#### Short exercise:
Show, in full, each line of the data that contains "Seniors".

Stored items
☆ ☆ ☆ ☆

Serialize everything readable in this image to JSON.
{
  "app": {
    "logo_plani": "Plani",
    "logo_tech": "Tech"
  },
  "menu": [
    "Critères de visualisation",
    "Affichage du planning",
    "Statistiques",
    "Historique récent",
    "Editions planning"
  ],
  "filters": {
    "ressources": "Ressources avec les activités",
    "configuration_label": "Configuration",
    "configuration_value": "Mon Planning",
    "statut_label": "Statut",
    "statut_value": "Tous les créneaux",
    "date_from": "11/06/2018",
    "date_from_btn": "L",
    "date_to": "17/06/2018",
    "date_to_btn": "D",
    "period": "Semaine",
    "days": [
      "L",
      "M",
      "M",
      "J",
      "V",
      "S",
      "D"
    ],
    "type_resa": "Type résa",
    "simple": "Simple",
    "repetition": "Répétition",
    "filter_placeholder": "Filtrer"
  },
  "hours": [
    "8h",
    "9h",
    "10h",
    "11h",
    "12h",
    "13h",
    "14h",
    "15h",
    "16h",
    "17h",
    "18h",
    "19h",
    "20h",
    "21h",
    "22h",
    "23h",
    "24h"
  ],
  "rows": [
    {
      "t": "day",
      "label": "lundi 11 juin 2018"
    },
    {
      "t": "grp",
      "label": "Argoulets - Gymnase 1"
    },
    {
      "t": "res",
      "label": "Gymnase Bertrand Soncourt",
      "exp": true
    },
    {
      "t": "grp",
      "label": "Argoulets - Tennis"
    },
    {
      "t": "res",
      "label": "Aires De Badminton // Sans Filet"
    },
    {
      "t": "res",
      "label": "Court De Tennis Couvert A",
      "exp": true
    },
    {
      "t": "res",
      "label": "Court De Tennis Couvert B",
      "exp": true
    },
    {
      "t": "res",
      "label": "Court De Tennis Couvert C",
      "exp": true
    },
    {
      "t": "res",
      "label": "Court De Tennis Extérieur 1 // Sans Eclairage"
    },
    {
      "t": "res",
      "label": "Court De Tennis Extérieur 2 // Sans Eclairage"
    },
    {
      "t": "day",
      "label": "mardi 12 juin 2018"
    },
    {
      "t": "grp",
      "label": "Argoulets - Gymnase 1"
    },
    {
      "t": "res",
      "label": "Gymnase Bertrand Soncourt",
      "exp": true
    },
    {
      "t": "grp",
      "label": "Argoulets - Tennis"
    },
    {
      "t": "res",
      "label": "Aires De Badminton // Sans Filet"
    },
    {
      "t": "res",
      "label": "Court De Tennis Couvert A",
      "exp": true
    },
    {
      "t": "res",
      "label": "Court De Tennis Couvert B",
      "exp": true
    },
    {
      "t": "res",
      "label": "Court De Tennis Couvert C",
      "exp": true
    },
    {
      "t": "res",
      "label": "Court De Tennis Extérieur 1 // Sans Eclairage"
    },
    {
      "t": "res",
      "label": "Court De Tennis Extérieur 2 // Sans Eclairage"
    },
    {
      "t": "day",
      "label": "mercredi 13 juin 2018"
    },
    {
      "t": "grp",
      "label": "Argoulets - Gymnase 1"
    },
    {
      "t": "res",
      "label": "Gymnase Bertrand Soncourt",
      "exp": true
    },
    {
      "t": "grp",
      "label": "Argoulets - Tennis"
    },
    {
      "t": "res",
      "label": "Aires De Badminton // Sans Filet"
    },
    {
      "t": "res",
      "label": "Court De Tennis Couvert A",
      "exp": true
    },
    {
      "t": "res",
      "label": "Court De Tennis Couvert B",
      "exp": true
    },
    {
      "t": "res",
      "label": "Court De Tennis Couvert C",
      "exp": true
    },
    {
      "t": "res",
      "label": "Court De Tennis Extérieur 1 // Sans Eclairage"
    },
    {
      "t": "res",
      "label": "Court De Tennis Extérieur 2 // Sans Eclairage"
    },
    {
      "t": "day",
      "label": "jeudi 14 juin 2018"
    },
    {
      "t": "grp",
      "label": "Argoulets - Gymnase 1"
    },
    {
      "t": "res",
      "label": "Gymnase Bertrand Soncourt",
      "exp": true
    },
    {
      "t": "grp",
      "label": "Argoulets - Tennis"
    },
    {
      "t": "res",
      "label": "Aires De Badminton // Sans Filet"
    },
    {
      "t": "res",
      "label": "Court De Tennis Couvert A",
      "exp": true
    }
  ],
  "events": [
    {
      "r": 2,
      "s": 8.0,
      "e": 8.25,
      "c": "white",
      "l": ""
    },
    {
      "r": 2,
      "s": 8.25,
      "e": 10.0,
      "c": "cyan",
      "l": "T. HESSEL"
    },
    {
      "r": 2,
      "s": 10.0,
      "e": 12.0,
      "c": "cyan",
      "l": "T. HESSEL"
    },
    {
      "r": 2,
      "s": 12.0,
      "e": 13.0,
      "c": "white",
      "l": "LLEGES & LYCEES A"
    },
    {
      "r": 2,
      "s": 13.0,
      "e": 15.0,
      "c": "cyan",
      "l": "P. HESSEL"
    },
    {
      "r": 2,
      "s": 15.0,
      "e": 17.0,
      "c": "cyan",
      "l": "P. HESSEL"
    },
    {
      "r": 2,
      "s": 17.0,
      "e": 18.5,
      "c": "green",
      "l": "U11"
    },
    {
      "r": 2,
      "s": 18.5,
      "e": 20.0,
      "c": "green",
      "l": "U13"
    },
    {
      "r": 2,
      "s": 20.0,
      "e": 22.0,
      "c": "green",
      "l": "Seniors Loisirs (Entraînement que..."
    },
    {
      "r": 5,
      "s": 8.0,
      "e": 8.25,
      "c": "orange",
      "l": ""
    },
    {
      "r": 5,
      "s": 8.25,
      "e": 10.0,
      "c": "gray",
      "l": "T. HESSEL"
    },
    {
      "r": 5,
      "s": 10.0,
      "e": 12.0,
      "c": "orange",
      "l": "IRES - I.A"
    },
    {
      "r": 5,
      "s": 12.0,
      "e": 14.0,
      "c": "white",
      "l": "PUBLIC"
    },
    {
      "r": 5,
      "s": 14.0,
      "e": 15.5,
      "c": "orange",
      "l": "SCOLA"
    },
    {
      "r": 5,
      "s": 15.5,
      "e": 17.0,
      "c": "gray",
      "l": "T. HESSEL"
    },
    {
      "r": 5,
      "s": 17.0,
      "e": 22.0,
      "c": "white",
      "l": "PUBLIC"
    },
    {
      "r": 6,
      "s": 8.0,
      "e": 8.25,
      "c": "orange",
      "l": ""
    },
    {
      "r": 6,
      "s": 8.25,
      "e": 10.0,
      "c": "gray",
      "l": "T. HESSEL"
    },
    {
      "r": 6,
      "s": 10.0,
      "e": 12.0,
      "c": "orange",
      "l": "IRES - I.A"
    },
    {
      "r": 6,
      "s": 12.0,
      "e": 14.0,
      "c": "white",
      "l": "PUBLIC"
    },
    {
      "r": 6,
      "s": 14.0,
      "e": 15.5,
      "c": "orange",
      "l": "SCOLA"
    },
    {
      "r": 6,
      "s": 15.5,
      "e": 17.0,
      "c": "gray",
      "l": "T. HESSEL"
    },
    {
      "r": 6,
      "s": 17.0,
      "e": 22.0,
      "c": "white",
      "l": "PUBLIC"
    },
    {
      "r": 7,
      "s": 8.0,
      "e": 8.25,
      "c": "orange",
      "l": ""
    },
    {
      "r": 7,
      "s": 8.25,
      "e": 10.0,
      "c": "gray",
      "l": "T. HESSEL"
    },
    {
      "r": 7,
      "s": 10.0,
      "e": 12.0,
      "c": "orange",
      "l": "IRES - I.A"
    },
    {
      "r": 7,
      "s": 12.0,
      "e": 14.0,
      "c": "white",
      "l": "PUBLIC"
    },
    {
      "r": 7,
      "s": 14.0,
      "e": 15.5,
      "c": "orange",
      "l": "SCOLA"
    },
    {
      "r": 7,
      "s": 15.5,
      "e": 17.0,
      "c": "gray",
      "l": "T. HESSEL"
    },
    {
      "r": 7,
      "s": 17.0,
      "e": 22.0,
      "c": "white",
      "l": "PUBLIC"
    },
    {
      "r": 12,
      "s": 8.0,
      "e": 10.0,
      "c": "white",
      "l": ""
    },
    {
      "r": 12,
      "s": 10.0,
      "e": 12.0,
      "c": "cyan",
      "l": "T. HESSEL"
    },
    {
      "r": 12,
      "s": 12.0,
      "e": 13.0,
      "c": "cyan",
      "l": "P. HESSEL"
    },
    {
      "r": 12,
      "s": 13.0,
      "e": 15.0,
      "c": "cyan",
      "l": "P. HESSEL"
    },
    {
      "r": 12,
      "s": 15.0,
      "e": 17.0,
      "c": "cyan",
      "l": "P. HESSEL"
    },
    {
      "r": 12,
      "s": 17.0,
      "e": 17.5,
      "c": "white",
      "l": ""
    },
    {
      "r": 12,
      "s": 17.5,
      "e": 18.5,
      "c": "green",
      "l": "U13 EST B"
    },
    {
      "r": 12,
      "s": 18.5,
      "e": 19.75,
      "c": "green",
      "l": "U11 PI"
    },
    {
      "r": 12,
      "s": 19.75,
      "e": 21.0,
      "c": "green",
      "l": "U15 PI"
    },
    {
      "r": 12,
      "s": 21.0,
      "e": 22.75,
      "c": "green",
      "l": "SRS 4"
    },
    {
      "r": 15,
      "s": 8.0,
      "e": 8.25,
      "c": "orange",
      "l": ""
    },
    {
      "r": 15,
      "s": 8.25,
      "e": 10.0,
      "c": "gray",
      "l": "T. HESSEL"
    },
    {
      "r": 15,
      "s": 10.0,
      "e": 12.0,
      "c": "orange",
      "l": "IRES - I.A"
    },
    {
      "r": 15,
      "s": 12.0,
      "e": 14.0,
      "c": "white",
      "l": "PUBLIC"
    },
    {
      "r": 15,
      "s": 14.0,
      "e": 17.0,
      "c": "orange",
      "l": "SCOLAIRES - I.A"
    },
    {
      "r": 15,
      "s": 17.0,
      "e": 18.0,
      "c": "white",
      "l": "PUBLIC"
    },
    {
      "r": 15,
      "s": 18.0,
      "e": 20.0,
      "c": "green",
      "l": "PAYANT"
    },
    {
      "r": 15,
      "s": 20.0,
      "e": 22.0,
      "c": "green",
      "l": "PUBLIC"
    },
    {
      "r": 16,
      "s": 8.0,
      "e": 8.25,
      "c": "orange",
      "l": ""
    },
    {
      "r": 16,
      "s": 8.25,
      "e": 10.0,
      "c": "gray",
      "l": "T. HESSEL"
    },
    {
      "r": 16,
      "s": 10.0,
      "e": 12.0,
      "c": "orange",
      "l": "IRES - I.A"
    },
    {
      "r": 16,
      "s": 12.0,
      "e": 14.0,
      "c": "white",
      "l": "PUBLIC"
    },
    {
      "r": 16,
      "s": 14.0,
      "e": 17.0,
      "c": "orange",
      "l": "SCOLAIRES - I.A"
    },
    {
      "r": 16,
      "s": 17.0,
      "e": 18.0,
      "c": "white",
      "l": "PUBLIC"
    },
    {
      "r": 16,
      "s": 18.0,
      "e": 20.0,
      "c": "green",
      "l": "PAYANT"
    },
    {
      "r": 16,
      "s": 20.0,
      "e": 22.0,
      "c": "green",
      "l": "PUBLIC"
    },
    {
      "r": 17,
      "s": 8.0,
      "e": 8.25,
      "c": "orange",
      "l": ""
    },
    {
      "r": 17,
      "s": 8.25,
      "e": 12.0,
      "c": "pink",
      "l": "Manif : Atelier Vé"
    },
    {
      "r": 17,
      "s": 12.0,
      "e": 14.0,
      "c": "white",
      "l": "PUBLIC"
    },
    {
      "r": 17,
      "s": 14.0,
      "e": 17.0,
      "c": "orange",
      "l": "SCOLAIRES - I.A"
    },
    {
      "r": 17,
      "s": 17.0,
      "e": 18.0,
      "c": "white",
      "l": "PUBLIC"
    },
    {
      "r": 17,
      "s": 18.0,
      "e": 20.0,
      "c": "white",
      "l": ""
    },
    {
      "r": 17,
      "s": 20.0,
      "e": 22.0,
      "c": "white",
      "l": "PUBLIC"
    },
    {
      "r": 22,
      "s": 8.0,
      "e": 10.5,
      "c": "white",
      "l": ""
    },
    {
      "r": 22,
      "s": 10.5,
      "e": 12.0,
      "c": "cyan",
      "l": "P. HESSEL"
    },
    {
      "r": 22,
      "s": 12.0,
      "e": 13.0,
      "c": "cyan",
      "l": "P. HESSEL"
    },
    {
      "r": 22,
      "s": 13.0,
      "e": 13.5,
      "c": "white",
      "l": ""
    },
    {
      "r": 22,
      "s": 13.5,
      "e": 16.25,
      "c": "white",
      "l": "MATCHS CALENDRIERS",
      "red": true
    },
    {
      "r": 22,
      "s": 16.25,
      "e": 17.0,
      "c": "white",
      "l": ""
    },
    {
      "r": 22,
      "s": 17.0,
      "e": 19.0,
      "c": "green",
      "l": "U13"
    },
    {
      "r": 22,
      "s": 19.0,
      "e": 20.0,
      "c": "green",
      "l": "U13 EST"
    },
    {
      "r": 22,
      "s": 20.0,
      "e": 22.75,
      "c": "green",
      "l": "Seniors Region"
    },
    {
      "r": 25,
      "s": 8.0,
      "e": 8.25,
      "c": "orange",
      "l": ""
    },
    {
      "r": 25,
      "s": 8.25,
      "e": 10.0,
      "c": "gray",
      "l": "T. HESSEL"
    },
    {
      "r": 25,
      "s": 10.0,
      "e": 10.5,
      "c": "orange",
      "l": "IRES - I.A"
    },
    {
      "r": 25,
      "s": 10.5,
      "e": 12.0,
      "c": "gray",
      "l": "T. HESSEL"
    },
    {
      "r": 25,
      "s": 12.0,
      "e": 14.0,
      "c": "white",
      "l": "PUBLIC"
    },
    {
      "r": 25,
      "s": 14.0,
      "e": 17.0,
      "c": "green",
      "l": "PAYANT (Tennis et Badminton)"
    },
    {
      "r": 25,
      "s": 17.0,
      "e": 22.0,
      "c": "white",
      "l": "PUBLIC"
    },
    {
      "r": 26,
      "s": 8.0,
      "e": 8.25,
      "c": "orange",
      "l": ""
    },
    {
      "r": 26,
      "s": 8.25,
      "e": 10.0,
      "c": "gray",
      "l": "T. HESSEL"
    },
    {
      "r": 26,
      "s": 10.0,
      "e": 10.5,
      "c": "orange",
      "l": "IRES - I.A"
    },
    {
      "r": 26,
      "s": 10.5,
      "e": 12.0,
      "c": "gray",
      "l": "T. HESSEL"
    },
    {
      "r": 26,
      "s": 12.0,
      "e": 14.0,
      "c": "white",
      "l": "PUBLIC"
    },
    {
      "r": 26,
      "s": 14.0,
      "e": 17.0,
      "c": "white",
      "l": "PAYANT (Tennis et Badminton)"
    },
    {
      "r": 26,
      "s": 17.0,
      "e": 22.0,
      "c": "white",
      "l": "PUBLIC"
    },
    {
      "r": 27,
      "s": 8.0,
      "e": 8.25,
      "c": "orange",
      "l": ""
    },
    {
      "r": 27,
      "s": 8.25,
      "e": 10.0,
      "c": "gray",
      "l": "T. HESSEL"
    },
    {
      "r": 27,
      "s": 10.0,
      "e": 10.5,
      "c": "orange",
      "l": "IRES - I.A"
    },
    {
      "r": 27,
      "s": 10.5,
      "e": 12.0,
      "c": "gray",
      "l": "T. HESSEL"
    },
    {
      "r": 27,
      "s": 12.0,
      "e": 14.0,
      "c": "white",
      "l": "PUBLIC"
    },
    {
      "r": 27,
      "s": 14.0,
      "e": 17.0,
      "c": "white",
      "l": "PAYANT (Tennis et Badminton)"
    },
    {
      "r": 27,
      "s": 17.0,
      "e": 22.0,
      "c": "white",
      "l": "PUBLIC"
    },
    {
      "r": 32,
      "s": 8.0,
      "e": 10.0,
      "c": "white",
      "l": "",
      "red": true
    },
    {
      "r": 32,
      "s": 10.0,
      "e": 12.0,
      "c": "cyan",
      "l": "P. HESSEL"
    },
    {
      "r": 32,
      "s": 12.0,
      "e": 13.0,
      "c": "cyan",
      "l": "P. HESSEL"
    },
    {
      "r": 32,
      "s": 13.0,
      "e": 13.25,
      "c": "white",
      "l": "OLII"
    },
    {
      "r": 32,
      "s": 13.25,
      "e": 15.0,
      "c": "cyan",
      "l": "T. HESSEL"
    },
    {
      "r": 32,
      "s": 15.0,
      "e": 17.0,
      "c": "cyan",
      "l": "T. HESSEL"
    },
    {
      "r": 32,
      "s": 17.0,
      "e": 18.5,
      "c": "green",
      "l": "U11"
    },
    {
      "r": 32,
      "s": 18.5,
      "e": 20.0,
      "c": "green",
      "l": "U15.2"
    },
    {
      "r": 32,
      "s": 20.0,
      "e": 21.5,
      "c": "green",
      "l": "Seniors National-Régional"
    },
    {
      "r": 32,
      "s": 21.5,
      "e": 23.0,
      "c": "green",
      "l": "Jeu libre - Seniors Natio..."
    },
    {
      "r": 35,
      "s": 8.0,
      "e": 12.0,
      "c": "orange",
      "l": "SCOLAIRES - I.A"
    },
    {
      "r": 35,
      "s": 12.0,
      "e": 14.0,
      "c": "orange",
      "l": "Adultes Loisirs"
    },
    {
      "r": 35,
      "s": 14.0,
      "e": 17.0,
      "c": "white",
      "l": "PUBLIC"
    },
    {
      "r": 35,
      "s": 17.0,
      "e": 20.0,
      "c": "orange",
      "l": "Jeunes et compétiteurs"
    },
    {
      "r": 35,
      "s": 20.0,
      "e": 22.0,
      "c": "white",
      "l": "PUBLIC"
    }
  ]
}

☆ ☆ ☆ ☆

#### Final answer:
      "l": "Seniors Loisirs (Entraînement que..."
      "l": "Seniors Region"
      "l": "Seniors National-Régional"
      "l": "Jeu libre - Seniors Natio..."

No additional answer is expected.